- Document text:
--- Begin ---
# Agility books, dvds, and etc.



## nmlvaio101 (Apr 28, 2011)

I am looking for some well publish material that anyone have came across that is accurate and easy to follow through. I know anyone can do a simple search but I am looking for some relevant information with good reliable reviews from people like you in this field. I just don't like to waste time and resource on trying to buy random material to see what works. thank you...


----------



## wildo (Jul 27, 2006)

You can find my recommendations in this reply:
http://www.germanshepherds.com/foru...g-about-getting-into-agility.html#post2409250


----------



## MaggieRoseLee (Aug 17, 2001)

I recommend DVD's over most books... and Clean Run: Dog Toys, Dog Treats, Dog Agility Supplies, Dog Training Supplies <--click that

Plus I absolutely recommend finding a good trainer/classes/club. They have the equipment and know alot of the finer points to train safely for both dog and handler.


----------



## lylol (Feb 18, 2009)

If you are a positive reinforcer the giant book Agility Right From the Start is very comprehensive and step by step and well written..but actual agility gear is only like the last third of the book. Which I approve of but may not be immed rewarding to the human side of the team who wants to get on equipment. (been there) The Linda Mecklanberg books on handling and jumping are very insightful and easy to follow (see Clean Run website)... And she has a new video.


----------
--- End ---
- Supplied records:
--- Begin ---
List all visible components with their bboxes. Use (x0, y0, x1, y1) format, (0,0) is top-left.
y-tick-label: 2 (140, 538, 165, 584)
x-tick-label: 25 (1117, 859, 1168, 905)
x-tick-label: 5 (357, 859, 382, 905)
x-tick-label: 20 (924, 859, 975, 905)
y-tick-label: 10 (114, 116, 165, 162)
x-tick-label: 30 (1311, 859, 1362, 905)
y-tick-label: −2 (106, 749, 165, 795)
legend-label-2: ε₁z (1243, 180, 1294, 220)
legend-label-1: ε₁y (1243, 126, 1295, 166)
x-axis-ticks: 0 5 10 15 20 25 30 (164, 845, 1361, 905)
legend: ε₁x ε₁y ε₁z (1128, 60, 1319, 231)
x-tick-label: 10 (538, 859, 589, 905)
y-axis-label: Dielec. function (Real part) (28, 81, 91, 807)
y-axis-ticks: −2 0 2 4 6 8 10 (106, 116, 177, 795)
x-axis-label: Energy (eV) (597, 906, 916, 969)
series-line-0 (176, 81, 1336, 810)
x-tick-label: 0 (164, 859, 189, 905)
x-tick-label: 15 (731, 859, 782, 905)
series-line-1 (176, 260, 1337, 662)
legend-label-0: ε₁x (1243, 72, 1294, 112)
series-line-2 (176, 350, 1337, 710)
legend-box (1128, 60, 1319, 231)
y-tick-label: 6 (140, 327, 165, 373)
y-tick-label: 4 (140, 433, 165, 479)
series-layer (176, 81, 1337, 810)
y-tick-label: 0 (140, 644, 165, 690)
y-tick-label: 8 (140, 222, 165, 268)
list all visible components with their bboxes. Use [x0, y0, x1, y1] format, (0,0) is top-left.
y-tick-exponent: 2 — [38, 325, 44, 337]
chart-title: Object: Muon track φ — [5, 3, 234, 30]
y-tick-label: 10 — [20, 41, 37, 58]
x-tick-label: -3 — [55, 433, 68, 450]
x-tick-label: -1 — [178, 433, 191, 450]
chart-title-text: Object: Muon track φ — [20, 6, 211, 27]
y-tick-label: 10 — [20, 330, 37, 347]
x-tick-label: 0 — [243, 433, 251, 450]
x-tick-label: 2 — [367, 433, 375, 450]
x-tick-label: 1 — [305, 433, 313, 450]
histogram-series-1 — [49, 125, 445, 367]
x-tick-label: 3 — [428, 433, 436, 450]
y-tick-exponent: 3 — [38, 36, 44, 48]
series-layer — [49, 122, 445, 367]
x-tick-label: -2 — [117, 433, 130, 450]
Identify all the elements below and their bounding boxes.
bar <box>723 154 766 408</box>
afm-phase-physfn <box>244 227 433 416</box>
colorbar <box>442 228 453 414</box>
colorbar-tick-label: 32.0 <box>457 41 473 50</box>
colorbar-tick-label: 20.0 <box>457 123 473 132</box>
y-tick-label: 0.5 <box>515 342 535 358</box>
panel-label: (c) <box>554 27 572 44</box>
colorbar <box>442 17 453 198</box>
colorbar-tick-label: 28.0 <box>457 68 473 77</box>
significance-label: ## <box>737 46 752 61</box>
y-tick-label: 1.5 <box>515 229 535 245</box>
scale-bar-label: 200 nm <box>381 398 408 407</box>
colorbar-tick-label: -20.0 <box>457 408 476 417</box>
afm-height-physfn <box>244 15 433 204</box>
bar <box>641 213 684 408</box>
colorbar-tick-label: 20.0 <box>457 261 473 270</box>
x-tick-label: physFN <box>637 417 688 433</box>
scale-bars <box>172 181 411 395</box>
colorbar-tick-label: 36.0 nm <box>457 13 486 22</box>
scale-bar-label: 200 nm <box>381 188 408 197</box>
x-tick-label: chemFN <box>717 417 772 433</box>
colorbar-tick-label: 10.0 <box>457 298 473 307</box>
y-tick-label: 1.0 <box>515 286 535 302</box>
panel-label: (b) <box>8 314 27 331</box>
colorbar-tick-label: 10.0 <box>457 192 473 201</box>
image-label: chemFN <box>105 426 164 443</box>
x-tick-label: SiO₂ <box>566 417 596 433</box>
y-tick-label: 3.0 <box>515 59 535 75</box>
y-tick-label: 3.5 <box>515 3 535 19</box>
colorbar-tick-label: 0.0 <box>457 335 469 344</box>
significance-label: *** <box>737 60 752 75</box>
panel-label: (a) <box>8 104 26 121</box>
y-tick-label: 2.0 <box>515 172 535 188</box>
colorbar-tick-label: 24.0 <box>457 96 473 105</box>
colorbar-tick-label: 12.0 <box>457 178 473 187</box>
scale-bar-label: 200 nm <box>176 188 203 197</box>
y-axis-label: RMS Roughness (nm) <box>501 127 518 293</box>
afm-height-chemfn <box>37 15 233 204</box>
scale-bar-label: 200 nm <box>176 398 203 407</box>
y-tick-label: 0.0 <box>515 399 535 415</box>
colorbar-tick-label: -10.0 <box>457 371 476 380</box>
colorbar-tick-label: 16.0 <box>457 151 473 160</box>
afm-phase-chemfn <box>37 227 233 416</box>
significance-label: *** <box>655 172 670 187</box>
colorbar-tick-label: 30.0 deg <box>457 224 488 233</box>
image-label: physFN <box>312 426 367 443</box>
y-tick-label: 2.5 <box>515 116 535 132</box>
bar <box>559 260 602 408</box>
--- End ---
- Brief 1: In the agility thread, why does one reply recommend finding a good trainer, class, or club?
- Brief 2: Return the passage of the agility thread from "You can find" to "(Aug 17, 2001)", copied word for word.

- Task response 1: Trainers, classes, and clubs have the equipment. They also know many of the finer points of training safely for both the dog and the handler.

- Task response 2:
You can find my recommendations in this reply:
http://www.germanshepherds.com/foru...g-about-getting-into-agility.html#post2409250


----------



## MaggieRoseLee (Aug 17, 2001)